Recorded data
--- --- ---
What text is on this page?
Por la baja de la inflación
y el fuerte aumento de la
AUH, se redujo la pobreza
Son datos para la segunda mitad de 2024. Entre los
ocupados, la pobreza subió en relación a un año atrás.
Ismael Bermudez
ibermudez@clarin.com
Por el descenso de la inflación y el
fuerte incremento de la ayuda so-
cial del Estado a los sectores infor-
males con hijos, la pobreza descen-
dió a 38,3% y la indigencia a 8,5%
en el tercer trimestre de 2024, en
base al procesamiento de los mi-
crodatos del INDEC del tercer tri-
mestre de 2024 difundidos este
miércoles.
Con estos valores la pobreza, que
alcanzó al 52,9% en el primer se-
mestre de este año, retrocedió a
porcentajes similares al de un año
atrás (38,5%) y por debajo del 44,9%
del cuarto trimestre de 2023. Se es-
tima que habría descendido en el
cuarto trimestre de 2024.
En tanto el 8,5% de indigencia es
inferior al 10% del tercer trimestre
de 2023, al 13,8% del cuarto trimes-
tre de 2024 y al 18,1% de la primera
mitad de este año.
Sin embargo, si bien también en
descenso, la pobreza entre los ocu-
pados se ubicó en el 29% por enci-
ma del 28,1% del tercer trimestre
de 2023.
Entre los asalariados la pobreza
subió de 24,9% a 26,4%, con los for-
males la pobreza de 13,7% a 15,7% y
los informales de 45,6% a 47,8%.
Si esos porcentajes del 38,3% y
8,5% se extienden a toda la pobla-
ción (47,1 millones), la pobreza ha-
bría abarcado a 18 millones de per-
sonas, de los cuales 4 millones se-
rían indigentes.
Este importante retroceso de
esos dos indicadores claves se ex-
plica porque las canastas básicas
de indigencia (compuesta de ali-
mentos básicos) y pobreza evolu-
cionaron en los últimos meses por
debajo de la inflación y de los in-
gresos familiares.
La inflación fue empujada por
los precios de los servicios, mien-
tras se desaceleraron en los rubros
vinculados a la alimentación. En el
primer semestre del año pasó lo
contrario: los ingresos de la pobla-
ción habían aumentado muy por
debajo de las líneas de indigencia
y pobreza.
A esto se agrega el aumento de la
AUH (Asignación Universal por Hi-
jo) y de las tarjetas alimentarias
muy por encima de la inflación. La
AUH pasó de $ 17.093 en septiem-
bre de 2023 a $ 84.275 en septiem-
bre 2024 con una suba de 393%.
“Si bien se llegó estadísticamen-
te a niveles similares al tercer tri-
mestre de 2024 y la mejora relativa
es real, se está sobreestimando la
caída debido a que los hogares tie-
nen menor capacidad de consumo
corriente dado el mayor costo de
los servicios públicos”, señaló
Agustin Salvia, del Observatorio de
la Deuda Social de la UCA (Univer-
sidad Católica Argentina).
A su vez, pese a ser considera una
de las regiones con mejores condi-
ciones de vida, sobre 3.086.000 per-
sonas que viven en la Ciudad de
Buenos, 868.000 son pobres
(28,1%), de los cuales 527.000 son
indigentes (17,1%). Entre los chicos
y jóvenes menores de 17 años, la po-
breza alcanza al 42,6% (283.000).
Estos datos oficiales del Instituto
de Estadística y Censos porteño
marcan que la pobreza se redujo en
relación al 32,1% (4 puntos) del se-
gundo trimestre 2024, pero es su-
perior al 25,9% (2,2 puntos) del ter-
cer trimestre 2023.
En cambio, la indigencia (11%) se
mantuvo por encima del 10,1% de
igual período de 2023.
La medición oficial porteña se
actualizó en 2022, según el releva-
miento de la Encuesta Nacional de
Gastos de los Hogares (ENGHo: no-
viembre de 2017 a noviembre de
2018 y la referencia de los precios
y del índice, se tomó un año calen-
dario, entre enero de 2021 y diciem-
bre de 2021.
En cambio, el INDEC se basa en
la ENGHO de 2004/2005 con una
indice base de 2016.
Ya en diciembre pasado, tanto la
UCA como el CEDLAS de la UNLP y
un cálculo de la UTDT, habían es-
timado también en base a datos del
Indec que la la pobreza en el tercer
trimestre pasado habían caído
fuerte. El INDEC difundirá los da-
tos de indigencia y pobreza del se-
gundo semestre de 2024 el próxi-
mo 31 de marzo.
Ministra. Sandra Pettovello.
--- --- ---
● EXERCISE DESCRIPTION
Using the entries above, return each line in which the word "sonas" occurs.

● WORKED ANSWER
sonas, de los cuales 4 millones se-
sonas que viven en la Ciudad de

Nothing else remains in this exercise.